• [Material for the task]:
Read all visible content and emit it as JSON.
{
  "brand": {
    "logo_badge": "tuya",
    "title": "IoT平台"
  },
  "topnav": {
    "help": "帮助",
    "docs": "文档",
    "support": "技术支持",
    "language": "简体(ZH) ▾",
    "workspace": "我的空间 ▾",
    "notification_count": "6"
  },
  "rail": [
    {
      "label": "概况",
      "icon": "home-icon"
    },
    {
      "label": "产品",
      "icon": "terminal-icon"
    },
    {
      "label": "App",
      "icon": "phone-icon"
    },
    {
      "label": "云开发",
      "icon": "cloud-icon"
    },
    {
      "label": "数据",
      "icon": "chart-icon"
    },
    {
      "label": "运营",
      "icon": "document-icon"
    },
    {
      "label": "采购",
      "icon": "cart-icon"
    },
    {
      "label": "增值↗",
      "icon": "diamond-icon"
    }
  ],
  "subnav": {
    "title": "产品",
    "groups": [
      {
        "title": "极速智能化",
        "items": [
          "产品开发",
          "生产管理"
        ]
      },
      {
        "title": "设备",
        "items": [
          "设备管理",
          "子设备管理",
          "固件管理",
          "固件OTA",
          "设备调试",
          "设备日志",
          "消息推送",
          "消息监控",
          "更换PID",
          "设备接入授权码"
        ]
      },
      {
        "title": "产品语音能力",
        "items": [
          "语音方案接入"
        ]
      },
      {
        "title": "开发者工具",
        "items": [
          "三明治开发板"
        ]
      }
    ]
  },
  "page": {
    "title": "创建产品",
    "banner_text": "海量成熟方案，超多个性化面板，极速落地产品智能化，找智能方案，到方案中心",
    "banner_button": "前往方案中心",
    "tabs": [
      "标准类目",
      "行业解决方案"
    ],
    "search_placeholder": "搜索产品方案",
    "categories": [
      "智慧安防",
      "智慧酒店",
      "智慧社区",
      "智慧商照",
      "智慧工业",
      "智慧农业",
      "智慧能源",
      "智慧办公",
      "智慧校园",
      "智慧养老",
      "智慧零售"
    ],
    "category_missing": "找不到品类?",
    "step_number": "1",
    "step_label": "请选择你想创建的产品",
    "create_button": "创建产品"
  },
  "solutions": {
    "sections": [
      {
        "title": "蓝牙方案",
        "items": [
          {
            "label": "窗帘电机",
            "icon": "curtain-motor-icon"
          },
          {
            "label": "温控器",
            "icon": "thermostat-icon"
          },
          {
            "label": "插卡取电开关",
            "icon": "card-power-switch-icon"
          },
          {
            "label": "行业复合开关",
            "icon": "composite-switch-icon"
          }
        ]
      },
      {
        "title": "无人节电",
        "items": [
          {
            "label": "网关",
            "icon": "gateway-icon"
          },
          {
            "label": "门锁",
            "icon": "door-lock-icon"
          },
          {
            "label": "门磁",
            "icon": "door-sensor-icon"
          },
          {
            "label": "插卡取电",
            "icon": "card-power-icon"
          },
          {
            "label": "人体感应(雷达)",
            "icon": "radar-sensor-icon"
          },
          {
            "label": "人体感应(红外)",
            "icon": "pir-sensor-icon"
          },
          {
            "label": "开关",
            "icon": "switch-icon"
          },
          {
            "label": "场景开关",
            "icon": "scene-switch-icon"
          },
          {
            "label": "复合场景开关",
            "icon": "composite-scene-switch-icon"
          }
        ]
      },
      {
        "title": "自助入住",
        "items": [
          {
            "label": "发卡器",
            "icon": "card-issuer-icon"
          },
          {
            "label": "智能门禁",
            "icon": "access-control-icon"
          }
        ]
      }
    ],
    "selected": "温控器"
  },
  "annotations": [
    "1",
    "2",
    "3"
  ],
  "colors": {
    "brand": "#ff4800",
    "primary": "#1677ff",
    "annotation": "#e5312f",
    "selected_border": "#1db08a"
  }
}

• [Task]: Repeat the records above exactly, leaving none out.

• [Complete output]:
Read all visible content and emit it as JSON.
{
  "brand": {
    "logo_badge": "tuya",
    "title": "IoT平台"
  },
  "topnav": {
    "help": "帮助",
    "docs": "文档",
    "support": "技术支持",
    "language": "简体(ZH) ▾",
    "workspace": "我的空间 ▾",
    "notification_count": "6"
  },
  "rail": [
    {
      "label": "概况",
      "icon": "home-icon"
    },
    {
      "label": "产品",
      "icon": "terminal-icon"
    },
    {
      "label": "App",
      "icon": "phone-icon"
    },
    {
      "label": "云开发",
      "icon": "cloud-icon"
    },
    {
      "label": "数据",
      "icon": "chart-icon"
    },
    {
      "label": "运营",
      "icon": "document-icon"
    },
    {
      "label": "采购",
      "icon": "cart-icon"
    },
    {
      "label": "增值↗",
      "icon": "diamond-icon"
    }
  ],
  "subnav": {
    "title": "产品",
    "groups": [
      {
        "title": "极速智能化",
        "items": [
          "产品开发",
          "生产管理"
        ]
      },
      {
        "title": "设备",
        "items": [
          "设备管理",
          "子设备管理",
          "固件管理",
          "固件OTA",
          "设备调试",
          "设备日志",
          "消息推送",
          "消息监控",
          "更换PID",
          "设备接入授权码"
        ]
      },
      {
        "title": "产品语音能力",
        "items": [
          "语音方案接入"
        ]
      },
      {
        "title": "开发者工具",
        "items": [
          "三明治开发板"
        ]
      }
    ]
  },
  "page": {
    "title": "创建产品",
    "banner_text": "海量成熟方案，超多个性化面板，极速落地产品智能化，找智能方案，到方案中心",
    "banner_button": "前往方案中心",
    "tabs": [
      "标准类目",
      "行业解决方案"
    ],
    "search_placeholder": "搜索产品方案",
    "categories": [
      "智慧安防",
      "智慧酒店",
      "智慧社区",
      "智慧商照",
      "智慧工业",
      "智慧农业",
      "智慧能源",
      "智慧办公",
      "智慧校园",
      "智慧养老",
      "智慧零售"
    ],
    "category_missing": "找不到品类?",
    "step_number": "1",
    "step_label": "请选择你想创建的产品",
    "create_button": "创建产品"
  },
  "solutions": {
    "sections": [
      {
        "title": "蓝牙方案",
        "items": [
          {
            "label": "窗帘电机",
            "icon": "curtain-motor-icon"
          },
          {
            "label": "温控器",
            "icon": "thermostat-icon"
          },
          {
            "label": "插卡取电开关",
            "icon": "card-power-switch-icon"
          },
          {
            "label": "行业复合开关",
            "icon": "composite-switch-icon"
          }
        ]
      },
      {
        "title": "无人节电",
        "items": [
          {
            "label": "网关",
            "icon": "gateway-icon"
          },
          {
            "label": "门锁",
            "icon": "door-lock-icon"
          },
          {
            "label": "门磁",
            "icon": "door-sensor-icon"
          },
          {
            "label": "插卡取电",
            "icon": "card-power-icon"
          },
          {
            "label": "人体感应(雷达)",
            "icon": "radar-sensor-icon"
          },
          {
            "label": "人体感应(红外)",
            "icon": "pir-sensor-icon"
          },
          {
            "label": "开关",
            "icon": "switch-icon"
          },
          {
            "label": "场景开关",
            "icon": "scene-switch-icon"
          },
          {
            "label": "复合场景开关",
            "icon": "composite-scene-switch-icon"
          }
        ]
      },
      {
        "title": "自助入住",
        "items": [
          {
            "label": "发卡器",
            "icon": "card-issuer-icon"
          },
          {
            "label": "智能门禁",
            "icon": "access-control-icon"
          }
        ]
      }
    ],
    "selected": "温控器"
  },
  "annotations": [
    "1",
    "2",
    "3"
  ],
  "colors": {
    "brand": "#ff4800",
    "primary": "#1677ff",
    "annotation": "#e5312f",
    "selected_border": "#1db08a"
  }
}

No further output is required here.